Collected data entries
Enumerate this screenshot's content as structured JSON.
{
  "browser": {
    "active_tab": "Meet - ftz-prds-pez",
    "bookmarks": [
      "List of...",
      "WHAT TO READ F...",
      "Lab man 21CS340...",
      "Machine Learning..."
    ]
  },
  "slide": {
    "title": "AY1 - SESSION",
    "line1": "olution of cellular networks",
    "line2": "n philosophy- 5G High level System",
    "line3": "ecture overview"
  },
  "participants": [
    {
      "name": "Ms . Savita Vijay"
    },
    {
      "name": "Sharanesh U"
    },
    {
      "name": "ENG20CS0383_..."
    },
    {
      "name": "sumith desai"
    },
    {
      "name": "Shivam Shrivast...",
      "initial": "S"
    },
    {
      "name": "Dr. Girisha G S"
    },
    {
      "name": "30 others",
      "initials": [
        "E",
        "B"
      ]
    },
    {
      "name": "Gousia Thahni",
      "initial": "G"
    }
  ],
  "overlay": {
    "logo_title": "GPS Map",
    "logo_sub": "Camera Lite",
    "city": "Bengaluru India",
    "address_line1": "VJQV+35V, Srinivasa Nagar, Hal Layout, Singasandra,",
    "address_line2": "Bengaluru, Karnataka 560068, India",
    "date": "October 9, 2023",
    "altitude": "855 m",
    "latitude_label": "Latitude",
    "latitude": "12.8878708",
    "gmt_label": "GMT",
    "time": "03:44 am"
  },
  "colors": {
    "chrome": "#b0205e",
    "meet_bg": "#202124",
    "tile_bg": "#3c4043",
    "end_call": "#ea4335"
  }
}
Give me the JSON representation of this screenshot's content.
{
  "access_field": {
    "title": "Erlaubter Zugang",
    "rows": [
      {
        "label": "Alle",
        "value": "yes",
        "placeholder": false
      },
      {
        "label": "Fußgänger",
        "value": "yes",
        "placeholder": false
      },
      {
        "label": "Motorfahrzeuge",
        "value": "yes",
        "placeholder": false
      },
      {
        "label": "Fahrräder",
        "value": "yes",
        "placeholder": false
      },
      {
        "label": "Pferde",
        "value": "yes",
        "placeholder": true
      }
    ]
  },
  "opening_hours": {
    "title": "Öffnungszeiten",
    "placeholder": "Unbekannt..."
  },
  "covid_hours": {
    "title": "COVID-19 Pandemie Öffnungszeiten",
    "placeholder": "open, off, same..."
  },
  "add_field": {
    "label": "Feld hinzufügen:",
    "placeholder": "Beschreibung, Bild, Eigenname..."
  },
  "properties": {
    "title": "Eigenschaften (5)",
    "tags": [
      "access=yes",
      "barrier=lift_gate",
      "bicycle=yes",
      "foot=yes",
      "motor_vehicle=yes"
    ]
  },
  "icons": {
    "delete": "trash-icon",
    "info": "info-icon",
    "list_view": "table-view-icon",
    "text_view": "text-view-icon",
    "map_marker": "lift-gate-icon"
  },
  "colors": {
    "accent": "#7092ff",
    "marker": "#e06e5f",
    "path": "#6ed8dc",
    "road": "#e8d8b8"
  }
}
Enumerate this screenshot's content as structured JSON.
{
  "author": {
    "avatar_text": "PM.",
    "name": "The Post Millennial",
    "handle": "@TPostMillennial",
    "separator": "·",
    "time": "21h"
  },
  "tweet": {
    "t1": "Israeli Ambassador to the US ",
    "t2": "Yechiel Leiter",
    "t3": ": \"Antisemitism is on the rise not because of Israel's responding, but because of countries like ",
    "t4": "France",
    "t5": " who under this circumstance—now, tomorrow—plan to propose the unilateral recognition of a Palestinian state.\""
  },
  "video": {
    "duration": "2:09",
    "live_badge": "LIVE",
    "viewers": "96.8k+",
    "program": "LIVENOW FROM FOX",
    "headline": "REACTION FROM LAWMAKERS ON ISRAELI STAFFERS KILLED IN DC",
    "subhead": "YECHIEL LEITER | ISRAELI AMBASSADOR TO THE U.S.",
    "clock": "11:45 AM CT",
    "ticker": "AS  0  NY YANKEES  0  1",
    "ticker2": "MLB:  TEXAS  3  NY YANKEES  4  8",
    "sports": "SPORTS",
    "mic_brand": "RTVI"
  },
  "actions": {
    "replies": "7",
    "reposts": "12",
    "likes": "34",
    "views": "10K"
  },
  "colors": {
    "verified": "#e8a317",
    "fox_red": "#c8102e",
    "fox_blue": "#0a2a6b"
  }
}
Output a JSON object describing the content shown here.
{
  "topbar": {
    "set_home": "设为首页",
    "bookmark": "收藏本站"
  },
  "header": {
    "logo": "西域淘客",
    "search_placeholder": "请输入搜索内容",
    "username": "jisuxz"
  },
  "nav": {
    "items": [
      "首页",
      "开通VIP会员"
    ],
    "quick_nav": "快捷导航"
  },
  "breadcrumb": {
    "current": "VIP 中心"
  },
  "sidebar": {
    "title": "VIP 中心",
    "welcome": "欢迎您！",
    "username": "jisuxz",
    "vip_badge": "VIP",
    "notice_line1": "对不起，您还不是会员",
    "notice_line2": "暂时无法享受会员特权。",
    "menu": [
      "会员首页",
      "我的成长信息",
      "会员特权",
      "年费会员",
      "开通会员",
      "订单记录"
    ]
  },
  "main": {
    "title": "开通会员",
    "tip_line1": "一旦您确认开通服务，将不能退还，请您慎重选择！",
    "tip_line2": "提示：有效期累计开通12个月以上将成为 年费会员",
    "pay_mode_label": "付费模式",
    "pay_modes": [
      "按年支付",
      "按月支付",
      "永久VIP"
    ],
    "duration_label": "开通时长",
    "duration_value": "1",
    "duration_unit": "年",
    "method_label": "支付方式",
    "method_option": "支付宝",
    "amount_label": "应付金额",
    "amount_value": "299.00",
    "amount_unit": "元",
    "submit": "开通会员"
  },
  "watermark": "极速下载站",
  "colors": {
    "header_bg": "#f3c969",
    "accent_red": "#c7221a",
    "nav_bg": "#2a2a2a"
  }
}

_Short problem_
Send back all of the entries exactly, with nothing missing.

_Result_
Enumerate this screenshot's content as structured JSON.
{
  "browser": {
    "active_tab": "Meet - ftz-prds-pez",
    "bookmarks": [
      "List of...",
      "WHAT TO READ F...",
      "Lab man 21CS340...",
      "Machine Learning..."
    ]
  },
  "slide": {
    "title": "AY1 - SESSION",
    "line1": "olution of cellular networks",
    "line2": "n philosophy- 5G High level System",
    "line3": "ecture overview"
  },
  "participants": [
    {
      "name": "Ms . Savita Vijay"
    },
    {
      "name": "Sharanesh U"
    },
    {
      "name": "ENG20CS0383_..."
    },
    {
      "name": "sumith desai"
    },
    {
      "name": "Shivam Shrivast...",
      "initial": "S"
    },
    {
      "name": "Dr. Girisha G S"
    },
    {
      "name": "30 others",
      "initials": [
        "E",
        "B"
      ]
    },
    {
      "name": "Gousia Thahni",
      "initial": "G"
    }
  ],
  "overlay": {
    "logo_title": "GPS Map",
    "logo_sub": "Camera Lite",
    "city": "Bengaluru India",
    "address_line1": "VJQV+35V, Srinivasa Nagar, Hal Layout, Singasandra,",
    "address_line2": "Bengaluru, Karnataka 560068, India",
    "date": "October 9, 2023",
    "altitude": "855 m",
    "latitude_label": "Latitude",
    "latitude": "12.8878708",
    "gmt_label": "GMT",
    "time": "03:44 am"
  },
  "colors": {
    "chrome": "#b0205e",
    "meet_bg": "#202124",
    "tile_bg": "#3c4043",
    "end_call": "#ea4335"
  }
}
Give me the JSON representation of this screenshot's content.
{
  "access_field": {
    "title": "Erlaubter Zugang",
    "rows": [
      {
        "label": "Alle",
        "value": "yes",
        "placeholder": false
      },
      {
        "label": "Fußgänger",
        "value": "yes",
        "placeholder": false
      },
      {
        "label": "Motorfahrzeuge",
        "value": "yes",
        "placeholder": false
      },
      {
        "label": "Fahrräder",
        "value": "yes",
        "placeholder": false
      },
      {
        "label": "Pferde",
        "value": "yes",
        "placeholder": true
      }
    ]
  },
  "opening_hours": {
    "title": "Öffnungszeiten",
    "placeholder": "Unbekannt..."
  },
  "covid_hours": {
    "title": "COVID-19 Pandemie Öffnungszeiten",
    "placeholder": "open, off, same..."
  },
  "add_field": {
    "label": "Feld hinzufügen:",
    "placeholder": "Beschreibung, Bild, Eigenname..."
  },
  "properties": {
    "title": "Eigenschaften (5)",
    "tags": [
      "access=yes",
      "barrier=lift_gate",
      "bicycle=yes",
      "foot=yes",
      "motor_vehicle=yes"
    ]
  },
  "icons": {
    "delete": "trash-icon",
    "info": "info-icon",
    "list_view": "table-view-icon",
    "text_view": "text-view-icon",
    "map_marker": "lift-gate-icon"
  },
  "colors": {
    "accent": "#7092ff",
    "marker": "#e06e5f",
    "path": "#6ed8dc",
    "road": "#e8d8b8"
  }
}
Enumerate this screenshot's content as structured JSON.
{
  "author": {
    "avatar_text": "PM.",
    "name": "The Post Millennial",
    "handle": "@TPostMillennial",
    "separator": "·",
    "time": "21h"
  },
  "tweet": {
    "t1": "Israeli Ambassador to the US ",
    "t2": "Yechiel Leiter",
    "t3": ": \"Antisemitism is on the rise not because of Israel's responding, but because of countries like ",
    "t4": "France",
    "t5": " who under this circumstance—now, tomorrow—plan to propose the unilateral recognition of a Palestinian state.\""
  },
  "video": {
    "duration": "2:09",
    "live_badge": "LIVE",
    "viewers": "96.8k+",
    "program": "LIVENOW FROM FOX",
    "headline": "REACTION FROM LAWMAKERS ON ISRAELI STAFFERS KILLED IN DC",
    "subhead": "YECHIEL LEITER | ISRAELI AMBASSADOR TO THE U.S.",
    "clock": "11:45 AM CT",
    "ticker": "AS  0  NY YANKEES  0  1",
    "ticker2": "MLB:  TEXAS  3  NY YANKEES  4  8",
    "sports": "SPORTS",
    "mic_brand": "RTVI"
  },
  "actions": {
    "replies": "7",
    "reposts": "12",
    "likes": "34",
    "views": "10K"
  },
  "colors": {
    "verified": "#e8a317",
    "fox_red": "#c8102e",
    "fox_blue": "#0a2a6b"
  }
}
Output a JSON object describing the content shown here.
{
  "topbar": {
    "set_home": "设为首页",
    "bookmark": "收藏本站"
  },
  "header": {
    "logo": "西域淘客",
    "search_placeholder": "请输入搜索内容",
    "username": "jisuxz"
  },
  "nav": {
    "items": [
      "首页",
      "开通VIP会员"
    ],
    "quick_nav": "快捷导航"
  },
  "breadcrumb": {
    "current": "VIP 中心"
  },
  "sidebar": {
    "title": "VIP 中心",
    "welcome": "欢迎您！",
    "username": "jisuxz",
    "vip_badge": "VIP",
    "notice_line1": "对不起，您还不是会员",
    "notice_line2": "暂时无法享受会员特权。",
    "menu": [
      "会员首页",
      "我的成长信息",
      "会员特权",
      "年费会员",
      "开通会员",
      "订单记录"
    ]
  },
  "main": {
    "title": "开通会员",
    "tip_line1": "一旦您确认开通服务，将不能退还，请您慎重选择！",
    "tip_line2": "提示：有效期累计开通12个月以上将成为 年费会员",
    "pay_mode_label": "付费模式",
    "pay_modes": [
      "按年支付",
      "按月支付",
      "永久VIP"
    ],
    "duration_label": "开通时长",
    "duration_value": "1",
    "duration_unit": "年",
    "method_label": "支付方式",
    "method_option": "支付宝",
    "amount_label": "应付金额",
    "amount_value": "299.00",
    "amount_unit": "元",
    "submit": "开通会员"
  },
  "watermark": "极速下载站",
  "colors": {
    "header_bg": "#f3c969",
    "accent_red": "#c7221a",
    "nav_bg": "#2a2a2a"
  }
}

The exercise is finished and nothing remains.